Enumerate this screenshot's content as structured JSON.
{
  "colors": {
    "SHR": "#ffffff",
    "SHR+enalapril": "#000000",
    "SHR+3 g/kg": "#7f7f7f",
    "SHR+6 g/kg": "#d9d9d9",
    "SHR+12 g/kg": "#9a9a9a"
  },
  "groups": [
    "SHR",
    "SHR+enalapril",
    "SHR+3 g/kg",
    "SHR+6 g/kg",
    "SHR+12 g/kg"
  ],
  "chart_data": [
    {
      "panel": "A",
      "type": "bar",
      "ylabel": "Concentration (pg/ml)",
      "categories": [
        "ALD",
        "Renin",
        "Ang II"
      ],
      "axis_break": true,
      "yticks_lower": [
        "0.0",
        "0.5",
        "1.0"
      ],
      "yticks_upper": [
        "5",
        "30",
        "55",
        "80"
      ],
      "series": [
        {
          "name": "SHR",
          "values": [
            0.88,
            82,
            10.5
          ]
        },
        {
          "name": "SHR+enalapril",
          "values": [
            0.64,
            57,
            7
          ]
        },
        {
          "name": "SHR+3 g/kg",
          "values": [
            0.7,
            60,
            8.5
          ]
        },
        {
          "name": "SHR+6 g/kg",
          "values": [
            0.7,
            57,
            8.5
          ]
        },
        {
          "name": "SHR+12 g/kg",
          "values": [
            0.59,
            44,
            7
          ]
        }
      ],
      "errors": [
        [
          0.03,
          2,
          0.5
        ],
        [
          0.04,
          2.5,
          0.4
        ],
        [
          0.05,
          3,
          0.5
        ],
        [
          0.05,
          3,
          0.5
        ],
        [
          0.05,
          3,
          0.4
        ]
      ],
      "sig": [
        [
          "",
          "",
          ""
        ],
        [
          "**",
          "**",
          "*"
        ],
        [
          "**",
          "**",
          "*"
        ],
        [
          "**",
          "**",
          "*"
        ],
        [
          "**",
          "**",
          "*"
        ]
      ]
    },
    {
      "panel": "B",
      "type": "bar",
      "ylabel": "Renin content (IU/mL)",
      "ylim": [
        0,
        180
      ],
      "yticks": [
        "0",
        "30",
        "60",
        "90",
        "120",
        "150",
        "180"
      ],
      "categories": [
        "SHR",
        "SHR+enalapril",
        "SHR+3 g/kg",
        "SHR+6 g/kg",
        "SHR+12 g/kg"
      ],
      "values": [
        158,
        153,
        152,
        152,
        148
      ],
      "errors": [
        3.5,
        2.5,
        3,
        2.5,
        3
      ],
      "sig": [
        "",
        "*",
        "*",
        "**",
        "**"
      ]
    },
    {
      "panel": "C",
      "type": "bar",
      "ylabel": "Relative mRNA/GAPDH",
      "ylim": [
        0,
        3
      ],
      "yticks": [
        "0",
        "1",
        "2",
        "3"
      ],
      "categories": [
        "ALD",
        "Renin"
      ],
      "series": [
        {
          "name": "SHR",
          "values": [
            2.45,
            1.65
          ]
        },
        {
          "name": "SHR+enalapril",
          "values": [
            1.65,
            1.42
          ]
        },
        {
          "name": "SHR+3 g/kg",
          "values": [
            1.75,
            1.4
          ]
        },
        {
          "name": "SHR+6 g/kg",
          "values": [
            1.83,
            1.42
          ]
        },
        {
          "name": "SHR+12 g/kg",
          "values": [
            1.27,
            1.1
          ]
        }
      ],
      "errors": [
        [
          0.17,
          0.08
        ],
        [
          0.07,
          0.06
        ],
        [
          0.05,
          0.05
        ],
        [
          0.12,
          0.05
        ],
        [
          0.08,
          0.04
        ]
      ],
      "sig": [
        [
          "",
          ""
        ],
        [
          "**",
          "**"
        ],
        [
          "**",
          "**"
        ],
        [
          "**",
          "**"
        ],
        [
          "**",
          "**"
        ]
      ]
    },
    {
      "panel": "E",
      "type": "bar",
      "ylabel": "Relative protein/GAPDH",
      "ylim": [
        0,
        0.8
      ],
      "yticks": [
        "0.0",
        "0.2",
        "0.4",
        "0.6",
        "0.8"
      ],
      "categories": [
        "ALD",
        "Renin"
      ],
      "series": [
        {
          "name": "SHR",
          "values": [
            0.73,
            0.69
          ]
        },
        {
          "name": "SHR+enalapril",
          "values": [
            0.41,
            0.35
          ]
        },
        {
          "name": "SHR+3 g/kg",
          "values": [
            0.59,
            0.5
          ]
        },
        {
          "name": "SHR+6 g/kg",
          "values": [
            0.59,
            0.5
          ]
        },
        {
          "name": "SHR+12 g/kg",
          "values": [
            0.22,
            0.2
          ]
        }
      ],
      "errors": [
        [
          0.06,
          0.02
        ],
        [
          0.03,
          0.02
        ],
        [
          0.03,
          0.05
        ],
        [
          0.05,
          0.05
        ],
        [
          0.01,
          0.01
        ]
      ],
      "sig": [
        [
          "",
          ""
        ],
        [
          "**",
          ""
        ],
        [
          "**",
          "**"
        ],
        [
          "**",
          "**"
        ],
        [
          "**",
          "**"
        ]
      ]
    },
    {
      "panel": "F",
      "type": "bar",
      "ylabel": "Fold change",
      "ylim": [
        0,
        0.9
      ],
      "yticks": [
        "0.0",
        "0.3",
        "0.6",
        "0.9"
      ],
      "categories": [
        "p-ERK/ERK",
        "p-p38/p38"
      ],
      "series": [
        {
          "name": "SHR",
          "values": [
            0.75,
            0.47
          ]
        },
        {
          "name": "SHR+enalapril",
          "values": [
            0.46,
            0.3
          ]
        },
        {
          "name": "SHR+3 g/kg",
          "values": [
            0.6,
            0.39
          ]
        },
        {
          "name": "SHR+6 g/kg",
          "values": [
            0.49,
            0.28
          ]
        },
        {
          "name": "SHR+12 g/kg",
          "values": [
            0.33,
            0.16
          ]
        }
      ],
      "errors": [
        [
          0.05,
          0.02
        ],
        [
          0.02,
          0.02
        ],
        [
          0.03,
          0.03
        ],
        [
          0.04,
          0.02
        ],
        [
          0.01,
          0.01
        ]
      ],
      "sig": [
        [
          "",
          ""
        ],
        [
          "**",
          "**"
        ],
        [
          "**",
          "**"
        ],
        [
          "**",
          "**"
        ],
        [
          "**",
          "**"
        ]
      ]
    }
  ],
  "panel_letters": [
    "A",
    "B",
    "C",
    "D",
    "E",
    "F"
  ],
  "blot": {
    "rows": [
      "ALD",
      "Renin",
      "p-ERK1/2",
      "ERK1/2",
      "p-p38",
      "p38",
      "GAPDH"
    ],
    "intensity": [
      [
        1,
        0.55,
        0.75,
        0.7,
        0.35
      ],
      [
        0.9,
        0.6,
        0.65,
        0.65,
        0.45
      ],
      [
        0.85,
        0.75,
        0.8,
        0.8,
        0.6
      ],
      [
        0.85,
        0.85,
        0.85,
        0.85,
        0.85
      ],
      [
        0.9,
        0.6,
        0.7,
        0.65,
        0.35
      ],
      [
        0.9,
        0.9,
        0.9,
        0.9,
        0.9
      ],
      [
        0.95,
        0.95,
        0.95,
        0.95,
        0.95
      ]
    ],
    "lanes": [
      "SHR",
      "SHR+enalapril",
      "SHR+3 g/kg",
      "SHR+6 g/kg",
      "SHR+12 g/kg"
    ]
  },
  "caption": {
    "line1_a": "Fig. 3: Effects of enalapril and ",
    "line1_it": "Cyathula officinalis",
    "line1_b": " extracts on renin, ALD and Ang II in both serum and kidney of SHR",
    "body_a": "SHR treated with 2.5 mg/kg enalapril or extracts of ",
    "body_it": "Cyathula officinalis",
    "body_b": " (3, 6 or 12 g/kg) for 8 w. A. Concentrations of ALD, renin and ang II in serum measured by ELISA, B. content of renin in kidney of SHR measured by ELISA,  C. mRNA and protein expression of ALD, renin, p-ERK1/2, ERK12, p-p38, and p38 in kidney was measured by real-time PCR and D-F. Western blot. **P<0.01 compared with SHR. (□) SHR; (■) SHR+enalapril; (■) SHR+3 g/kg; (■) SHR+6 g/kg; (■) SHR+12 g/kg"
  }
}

== Required work ==
Count up the lines of the data that include "protein". Reply with a number only.

== Task result ==
2